WHAT NEEDS TO BE DONE: Copy every line in which the string "thinking" occurs.

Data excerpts
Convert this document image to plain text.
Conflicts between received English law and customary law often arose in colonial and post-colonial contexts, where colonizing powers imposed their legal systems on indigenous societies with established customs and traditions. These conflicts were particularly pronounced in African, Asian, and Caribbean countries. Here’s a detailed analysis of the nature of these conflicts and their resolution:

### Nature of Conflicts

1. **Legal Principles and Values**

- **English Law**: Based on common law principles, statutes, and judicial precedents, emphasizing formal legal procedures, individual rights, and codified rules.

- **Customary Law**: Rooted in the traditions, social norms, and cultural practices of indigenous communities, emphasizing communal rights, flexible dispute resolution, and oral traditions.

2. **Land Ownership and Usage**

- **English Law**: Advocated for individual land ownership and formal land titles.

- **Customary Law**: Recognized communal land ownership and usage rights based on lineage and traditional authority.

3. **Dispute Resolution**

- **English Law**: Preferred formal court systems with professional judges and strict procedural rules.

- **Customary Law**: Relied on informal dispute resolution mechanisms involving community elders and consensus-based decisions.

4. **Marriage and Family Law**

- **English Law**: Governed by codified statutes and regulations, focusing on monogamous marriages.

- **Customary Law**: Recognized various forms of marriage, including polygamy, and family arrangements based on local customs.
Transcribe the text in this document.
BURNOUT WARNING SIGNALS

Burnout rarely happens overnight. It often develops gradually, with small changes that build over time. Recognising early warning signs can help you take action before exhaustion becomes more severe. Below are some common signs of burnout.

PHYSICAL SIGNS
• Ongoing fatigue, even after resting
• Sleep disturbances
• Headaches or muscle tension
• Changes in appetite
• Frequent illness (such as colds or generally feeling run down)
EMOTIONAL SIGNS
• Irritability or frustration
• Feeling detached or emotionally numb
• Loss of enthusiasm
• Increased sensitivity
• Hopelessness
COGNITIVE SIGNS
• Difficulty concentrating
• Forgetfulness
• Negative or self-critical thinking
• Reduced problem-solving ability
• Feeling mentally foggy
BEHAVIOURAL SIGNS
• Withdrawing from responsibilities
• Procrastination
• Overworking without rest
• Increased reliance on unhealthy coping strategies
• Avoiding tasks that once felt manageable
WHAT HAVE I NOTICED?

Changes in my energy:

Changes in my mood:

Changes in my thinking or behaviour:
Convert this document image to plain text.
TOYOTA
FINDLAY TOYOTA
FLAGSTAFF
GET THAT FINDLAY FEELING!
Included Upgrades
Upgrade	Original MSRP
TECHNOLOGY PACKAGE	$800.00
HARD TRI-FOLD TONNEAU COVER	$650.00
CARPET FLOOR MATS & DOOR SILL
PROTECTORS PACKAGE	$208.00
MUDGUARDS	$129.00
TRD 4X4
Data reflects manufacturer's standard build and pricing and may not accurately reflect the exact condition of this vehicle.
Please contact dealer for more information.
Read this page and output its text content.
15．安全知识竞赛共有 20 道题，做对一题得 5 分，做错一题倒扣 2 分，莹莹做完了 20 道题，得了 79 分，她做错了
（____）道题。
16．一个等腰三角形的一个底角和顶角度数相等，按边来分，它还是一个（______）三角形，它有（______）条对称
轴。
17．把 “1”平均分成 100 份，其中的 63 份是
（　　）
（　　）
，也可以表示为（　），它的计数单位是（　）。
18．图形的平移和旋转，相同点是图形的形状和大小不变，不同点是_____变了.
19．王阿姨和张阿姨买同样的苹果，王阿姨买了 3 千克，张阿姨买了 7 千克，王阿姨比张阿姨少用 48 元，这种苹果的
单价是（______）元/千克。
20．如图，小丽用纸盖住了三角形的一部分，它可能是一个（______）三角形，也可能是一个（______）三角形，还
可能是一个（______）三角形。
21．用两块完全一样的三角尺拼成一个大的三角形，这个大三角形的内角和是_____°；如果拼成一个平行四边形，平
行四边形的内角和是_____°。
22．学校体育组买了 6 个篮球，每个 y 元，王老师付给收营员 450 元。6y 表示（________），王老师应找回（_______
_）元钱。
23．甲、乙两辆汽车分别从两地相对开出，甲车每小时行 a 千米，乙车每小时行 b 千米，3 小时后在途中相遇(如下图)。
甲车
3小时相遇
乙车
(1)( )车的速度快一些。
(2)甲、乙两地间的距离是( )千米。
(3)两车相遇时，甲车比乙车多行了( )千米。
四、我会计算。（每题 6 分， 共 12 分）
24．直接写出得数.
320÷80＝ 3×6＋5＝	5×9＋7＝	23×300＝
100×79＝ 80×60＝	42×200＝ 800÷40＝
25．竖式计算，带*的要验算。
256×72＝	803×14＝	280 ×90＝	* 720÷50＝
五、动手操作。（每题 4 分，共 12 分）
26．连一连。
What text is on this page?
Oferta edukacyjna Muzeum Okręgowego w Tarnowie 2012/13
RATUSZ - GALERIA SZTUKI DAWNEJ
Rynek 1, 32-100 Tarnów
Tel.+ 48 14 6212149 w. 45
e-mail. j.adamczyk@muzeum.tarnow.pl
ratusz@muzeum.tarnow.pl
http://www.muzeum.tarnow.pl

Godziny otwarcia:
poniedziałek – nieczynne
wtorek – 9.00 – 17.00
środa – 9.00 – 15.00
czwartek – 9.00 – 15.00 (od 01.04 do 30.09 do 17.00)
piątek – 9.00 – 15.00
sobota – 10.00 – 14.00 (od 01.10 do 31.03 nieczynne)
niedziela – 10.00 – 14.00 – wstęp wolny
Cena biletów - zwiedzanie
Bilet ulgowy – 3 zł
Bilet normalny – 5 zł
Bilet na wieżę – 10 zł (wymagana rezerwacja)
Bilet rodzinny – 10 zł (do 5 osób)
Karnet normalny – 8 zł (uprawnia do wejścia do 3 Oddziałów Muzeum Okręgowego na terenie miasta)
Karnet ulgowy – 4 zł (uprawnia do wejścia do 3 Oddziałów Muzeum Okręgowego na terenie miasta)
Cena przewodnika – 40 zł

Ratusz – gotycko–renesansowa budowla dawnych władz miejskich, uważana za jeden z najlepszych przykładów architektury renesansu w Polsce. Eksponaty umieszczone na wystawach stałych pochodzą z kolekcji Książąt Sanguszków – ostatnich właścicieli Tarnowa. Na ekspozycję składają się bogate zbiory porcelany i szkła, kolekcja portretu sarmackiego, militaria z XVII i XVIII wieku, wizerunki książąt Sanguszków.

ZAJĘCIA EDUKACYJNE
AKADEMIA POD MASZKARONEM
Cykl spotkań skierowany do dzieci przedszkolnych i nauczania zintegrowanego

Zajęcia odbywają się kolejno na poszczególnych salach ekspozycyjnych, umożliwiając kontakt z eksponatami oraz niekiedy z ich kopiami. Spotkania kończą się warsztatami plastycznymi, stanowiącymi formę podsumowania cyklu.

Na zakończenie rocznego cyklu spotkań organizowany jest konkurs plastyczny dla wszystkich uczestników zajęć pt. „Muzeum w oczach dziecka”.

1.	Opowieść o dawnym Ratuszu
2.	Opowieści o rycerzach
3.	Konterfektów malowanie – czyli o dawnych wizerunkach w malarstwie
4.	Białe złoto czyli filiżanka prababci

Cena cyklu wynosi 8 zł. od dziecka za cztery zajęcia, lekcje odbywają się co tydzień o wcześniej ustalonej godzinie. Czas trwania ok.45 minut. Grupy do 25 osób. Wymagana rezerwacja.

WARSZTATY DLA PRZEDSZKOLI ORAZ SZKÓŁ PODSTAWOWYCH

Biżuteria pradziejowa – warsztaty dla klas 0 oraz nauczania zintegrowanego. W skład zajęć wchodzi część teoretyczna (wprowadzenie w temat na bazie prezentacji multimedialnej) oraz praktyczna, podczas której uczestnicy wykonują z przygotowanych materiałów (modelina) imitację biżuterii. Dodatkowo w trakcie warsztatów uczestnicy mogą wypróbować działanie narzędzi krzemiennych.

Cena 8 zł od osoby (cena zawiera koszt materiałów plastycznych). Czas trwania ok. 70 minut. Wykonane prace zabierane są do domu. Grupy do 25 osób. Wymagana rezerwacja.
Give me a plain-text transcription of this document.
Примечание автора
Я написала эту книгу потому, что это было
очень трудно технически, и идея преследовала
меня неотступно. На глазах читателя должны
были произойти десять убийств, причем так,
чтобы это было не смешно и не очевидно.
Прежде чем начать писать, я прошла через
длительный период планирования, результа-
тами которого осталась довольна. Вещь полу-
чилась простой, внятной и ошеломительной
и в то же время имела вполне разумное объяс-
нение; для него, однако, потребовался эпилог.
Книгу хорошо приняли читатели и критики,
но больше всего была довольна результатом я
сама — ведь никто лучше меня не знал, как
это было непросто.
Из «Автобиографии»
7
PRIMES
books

TASK RESPONSE:
• Negative or self-critical thinking
Changes in my thinking or behaviour:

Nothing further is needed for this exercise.